Collection entries

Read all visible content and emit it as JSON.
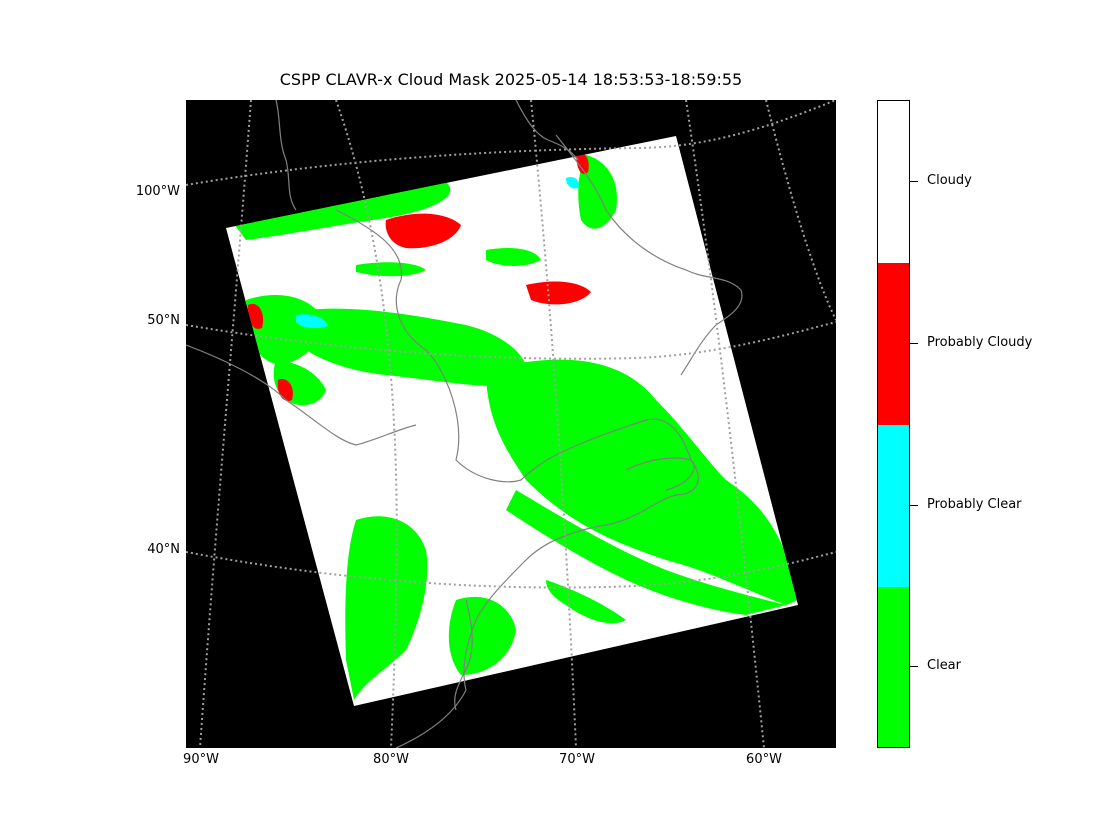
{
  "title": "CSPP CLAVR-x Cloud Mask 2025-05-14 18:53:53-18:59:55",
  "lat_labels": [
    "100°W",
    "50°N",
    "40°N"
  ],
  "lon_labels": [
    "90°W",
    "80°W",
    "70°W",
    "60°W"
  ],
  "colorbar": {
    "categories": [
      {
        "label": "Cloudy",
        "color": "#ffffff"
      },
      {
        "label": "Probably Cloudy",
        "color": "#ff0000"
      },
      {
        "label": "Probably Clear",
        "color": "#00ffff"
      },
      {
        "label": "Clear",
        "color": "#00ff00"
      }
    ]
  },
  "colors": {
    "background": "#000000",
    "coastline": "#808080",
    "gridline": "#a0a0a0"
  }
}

◆ **Requirements**: Across the entries above, how many lines contain "Cloudy"? Provide only the count.

◆ **Expected answer**: 2